* _Structured figure records_
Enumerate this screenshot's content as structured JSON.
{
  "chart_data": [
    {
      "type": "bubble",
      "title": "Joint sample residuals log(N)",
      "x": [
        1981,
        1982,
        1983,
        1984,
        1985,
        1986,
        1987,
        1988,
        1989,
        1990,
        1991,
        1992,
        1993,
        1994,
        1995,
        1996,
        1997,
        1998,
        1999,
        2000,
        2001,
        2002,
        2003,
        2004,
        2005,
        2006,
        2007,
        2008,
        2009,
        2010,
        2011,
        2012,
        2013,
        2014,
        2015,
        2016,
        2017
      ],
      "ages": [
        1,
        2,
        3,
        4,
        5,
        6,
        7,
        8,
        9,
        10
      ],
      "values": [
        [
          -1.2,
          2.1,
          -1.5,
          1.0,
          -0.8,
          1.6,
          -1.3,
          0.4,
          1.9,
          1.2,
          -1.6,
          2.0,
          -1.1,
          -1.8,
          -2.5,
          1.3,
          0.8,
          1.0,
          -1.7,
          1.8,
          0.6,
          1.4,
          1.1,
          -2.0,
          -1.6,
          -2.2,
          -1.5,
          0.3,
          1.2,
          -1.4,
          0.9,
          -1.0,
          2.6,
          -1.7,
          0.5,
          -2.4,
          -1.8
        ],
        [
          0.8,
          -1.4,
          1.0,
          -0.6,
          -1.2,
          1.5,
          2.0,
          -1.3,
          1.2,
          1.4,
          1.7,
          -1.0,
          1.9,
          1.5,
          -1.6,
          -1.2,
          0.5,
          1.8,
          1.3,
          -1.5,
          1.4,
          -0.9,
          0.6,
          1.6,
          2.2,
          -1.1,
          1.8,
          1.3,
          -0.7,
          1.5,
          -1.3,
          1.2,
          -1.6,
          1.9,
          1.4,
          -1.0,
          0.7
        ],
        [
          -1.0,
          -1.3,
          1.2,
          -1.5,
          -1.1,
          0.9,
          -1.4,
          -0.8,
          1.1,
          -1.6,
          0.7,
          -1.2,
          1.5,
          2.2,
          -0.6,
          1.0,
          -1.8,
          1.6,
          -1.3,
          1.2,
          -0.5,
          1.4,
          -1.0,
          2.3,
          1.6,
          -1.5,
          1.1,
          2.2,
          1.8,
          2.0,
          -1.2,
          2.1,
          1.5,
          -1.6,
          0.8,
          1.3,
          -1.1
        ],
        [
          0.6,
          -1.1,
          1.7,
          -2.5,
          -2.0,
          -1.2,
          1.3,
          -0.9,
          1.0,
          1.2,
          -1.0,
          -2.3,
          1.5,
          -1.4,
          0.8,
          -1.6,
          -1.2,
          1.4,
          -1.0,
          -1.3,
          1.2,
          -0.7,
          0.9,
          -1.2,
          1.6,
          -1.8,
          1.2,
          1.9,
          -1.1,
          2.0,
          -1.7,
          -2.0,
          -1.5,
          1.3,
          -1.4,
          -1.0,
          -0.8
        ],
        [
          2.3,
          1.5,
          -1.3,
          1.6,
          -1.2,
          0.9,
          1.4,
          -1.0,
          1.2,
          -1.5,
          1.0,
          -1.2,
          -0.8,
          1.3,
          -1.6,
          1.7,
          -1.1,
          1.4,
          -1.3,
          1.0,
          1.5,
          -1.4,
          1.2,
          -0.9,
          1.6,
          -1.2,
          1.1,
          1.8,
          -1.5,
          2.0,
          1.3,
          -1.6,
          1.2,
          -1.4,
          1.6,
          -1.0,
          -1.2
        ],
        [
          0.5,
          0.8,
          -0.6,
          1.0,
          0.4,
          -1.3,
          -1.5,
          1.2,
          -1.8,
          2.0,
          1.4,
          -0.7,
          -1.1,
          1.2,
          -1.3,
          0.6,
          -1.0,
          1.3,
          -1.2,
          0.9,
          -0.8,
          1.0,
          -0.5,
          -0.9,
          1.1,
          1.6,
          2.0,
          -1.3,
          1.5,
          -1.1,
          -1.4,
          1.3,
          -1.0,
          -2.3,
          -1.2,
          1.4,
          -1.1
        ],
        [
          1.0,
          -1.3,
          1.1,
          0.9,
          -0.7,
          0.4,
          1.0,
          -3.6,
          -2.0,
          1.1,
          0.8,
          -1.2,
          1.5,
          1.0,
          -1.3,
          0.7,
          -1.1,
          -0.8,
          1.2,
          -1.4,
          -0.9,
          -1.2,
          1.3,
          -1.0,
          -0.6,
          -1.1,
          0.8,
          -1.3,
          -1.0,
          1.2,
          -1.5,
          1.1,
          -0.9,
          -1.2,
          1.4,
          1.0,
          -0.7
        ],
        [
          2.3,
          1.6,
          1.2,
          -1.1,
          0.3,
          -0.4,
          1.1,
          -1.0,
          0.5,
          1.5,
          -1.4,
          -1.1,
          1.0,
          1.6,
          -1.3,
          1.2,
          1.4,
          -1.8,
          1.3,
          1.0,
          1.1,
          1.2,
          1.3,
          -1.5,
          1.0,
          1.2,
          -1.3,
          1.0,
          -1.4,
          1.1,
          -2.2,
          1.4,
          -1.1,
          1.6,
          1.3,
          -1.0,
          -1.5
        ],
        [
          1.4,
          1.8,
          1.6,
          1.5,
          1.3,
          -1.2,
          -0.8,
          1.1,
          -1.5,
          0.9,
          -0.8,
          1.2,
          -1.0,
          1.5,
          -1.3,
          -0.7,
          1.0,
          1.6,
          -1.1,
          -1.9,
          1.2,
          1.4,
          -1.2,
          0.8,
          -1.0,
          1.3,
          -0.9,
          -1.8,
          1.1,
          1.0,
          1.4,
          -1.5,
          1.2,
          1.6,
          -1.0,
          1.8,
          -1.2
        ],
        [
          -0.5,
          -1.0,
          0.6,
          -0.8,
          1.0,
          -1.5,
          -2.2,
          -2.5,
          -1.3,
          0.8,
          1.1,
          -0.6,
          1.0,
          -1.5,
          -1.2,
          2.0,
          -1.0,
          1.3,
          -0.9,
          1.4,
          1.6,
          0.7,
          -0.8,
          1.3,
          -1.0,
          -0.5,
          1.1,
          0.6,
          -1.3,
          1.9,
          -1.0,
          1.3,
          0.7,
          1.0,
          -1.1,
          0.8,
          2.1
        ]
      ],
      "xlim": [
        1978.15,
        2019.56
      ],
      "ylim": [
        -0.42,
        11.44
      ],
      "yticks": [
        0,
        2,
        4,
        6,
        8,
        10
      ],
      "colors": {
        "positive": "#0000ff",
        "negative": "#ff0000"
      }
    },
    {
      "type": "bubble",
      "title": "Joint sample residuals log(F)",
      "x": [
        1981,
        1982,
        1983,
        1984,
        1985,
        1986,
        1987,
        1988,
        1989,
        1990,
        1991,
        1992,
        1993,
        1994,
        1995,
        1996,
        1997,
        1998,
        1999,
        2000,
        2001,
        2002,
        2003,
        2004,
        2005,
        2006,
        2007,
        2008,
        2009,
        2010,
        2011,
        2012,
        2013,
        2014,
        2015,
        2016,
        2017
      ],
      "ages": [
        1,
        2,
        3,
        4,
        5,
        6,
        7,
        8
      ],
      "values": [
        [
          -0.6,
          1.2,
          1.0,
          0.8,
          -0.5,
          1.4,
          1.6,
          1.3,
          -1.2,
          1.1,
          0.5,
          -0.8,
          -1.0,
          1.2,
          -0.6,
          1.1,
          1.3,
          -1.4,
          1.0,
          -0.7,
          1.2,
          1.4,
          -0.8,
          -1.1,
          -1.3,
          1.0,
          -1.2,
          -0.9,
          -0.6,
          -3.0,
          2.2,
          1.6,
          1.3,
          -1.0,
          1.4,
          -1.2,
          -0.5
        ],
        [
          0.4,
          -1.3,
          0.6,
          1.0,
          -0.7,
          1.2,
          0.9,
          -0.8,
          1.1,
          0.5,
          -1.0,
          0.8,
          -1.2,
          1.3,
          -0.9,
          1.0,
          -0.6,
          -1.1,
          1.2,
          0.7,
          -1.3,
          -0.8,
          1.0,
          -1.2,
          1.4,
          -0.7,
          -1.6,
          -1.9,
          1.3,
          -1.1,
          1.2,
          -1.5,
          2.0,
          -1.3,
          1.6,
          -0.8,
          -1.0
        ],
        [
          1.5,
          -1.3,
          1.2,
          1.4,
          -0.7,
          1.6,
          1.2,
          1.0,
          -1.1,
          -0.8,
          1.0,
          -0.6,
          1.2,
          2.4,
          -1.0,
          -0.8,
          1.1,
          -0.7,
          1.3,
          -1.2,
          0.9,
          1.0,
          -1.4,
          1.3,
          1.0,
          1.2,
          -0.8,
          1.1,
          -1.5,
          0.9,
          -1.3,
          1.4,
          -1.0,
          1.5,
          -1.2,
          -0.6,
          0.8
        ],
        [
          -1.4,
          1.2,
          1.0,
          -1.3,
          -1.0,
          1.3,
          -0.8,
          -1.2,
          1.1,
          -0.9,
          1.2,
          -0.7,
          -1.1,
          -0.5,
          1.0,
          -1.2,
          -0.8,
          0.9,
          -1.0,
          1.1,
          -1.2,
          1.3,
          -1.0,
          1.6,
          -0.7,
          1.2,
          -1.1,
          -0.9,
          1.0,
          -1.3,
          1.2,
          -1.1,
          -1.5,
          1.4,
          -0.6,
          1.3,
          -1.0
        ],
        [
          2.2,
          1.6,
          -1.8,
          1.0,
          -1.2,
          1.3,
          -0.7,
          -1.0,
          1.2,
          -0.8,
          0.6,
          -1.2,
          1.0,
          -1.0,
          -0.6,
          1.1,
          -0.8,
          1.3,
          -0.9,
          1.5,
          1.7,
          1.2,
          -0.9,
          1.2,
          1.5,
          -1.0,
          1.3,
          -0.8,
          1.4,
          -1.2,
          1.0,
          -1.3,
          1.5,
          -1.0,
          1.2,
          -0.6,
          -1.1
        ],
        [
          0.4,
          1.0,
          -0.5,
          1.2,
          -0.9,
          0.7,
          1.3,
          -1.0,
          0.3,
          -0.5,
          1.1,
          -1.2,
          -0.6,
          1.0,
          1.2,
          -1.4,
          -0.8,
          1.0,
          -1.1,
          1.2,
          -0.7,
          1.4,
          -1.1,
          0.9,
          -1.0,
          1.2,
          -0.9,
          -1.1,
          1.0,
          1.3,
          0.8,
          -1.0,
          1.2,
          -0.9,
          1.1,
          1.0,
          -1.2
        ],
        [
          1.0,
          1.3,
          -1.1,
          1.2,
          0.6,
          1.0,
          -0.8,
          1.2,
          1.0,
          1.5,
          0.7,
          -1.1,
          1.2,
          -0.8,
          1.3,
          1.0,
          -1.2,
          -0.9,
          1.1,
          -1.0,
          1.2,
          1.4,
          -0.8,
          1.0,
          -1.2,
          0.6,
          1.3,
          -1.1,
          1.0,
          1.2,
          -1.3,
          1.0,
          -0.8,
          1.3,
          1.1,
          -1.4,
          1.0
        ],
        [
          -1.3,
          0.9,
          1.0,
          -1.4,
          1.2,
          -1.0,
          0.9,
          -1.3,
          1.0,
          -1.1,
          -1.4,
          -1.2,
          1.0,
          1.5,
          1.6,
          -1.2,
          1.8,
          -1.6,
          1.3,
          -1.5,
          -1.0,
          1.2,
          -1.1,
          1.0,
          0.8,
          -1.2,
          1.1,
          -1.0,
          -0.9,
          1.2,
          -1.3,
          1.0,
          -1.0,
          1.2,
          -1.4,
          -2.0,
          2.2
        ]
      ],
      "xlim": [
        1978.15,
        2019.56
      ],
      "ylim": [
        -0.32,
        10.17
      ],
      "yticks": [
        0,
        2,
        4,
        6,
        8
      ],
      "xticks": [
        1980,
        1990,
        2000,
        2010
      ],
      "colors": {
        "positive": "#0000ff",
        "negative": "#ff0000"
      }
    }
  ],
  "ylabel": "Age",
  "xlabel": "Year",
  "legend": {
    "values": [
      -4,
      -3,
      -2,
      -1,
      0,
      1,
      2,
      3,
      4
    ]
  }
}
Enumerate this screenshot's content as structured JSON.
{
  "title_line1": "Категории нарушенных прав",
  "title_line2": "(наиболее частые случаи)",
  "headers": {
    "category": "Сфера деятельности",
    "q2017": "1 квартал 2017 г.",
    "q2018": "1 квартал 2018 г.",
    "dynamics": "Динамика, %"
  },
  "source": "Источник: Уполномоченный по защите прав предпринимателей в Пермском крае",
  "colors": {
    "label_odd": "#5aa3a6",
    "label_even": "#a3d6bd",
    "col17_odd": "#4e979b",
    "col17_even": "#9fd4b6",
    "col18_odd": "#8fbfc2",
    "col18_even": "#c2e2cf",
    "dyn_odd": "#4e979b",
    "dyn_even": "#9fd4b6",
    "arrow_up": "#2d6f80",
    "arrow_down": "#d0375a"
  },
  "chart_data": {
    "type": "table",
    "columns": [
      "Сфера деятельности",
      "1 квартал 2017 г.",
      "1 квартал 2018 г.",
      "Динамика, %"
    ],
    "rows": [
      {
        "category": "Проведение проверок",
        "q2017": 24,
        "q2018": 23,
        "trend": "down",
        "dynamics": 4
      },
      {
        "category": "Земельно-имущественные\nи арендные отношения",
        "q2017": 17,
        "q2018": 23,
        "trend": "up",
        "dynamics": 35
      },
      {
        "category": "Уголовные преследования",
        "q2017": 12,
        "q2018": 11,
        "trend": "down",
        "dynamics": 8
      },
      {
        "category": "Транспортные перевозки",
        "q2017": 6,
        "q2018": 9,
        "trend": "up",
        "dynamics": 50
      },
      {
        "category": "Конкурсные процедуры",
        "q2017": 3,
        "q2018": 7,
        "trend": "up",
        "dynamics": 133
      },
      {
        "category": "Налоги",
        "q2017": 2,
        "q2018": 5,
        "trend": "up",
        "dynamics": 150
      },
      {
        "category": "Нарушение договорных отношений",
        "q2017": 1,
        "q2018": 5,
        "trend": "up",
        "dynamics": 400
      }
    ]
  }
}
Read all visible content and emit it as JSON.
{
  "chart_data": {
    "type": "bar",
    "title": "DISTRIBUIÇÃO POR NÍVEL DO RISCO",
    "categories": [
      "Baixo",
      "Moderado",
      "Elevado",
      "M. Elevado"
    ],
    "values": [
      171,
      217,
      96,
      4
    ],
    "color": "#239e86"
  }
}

* _WHAT YOU HAVE TO DO_
Take every line from the one containing "Read all visible content and emit it as JSON." to the end of the listing and output it exactly, with nothing else.

* _THE RESULT_
Read all visible content and emit it as JSON.
{
  "chart_data": {
    "type": "bar",
    "title": "DISTRIBUIÇÃO POR NÍVEL DO RISCO",
    "categories": [
      "Baixo",
      "Moderado",
      "Elevado",
      "M. Elevado"
    ],
    "values": [
      171,
      217,
      96,
      4
    ],
    "color": "#239e86"
  }
}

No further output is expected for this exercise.